YOUR TASK
Will you output all of the data below exactly, omitting the images?

----- MATERIAL SUPPLIED

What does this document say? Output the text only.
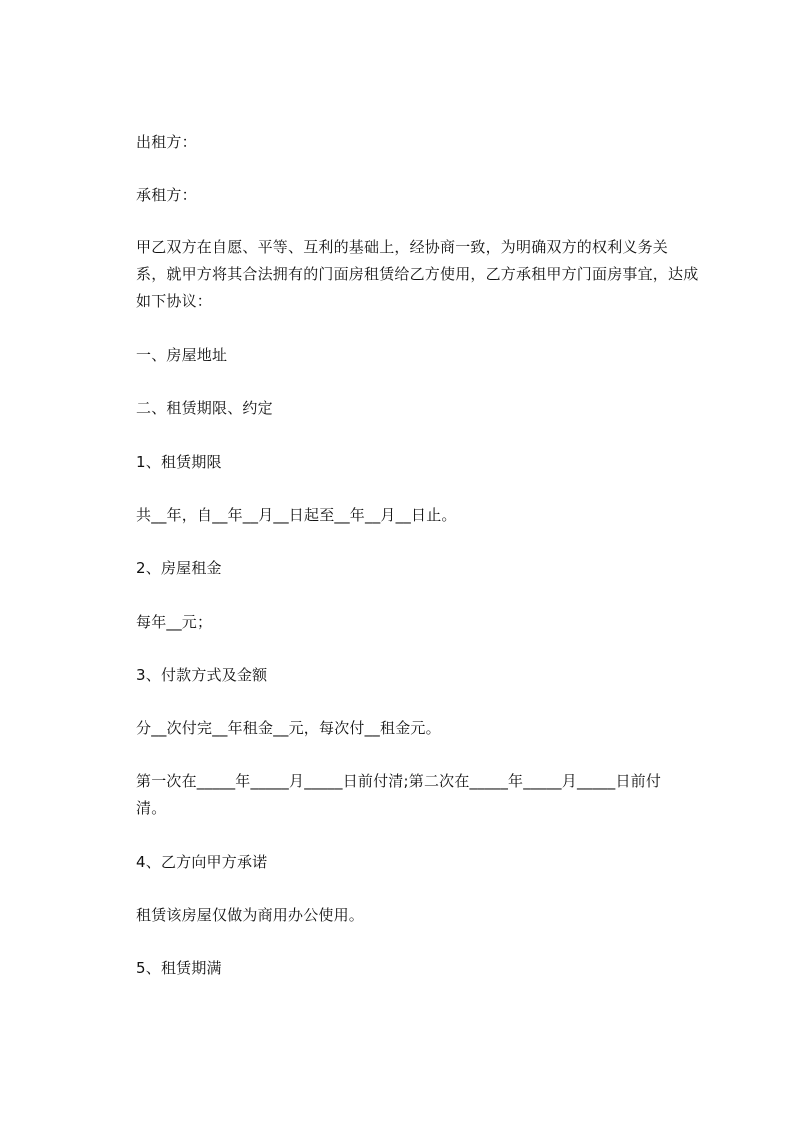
出租方：
承租方：
甲乙双方在自愿、平等、互利的基础上，经协商一致，为明确双方的权利义务关
系，就甲方将其合法拥有的门面房租赁给乙方使用，乙方承租甲方门面房事宜，达成
如下协议：
一、房屋地址
二、租赁期限、约定
1、租赁期限
共__年，自__年__月__日起至__年__月__日止。
2、房屋租金
每年__元；
3、付款方式及金额
分__次付完__年租金__元，每次付__租金元。
第一次在_____年_____月_____日前付清;第二次在_____年_____月_____日前付
清。
4、乙方向甲方承诺
租赁该房屋仅做为商用办公使用。
5、租赁期满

----------

CORRECT ANSWER
What does this document say? Output the text only.
出租方：
承租方：
甲乙双方在自愿、平等、互利的基础上，经协商一致，为明确双方的权利义务关
系，就甲方将其合法拥有的门面房租赁给乙方使用，乙方承租甲方门面房事宜，达成
如下协议：
一、房屋地址
二、租赁期限、约定
1、租赁期限
共__年，自__年__月__日起至__年__月__日止。
2、房屋租金
每年__元；
3、付款方式及金额
分__次付完__年租金__元，每次付__租金元。
第一次在_____年_____月_____日前付清;第二次在_____年_____月_____日前付
清。
4、乙方向甲方承诺
租赁该房屋仅做为商用办公使用。
5、租赁期满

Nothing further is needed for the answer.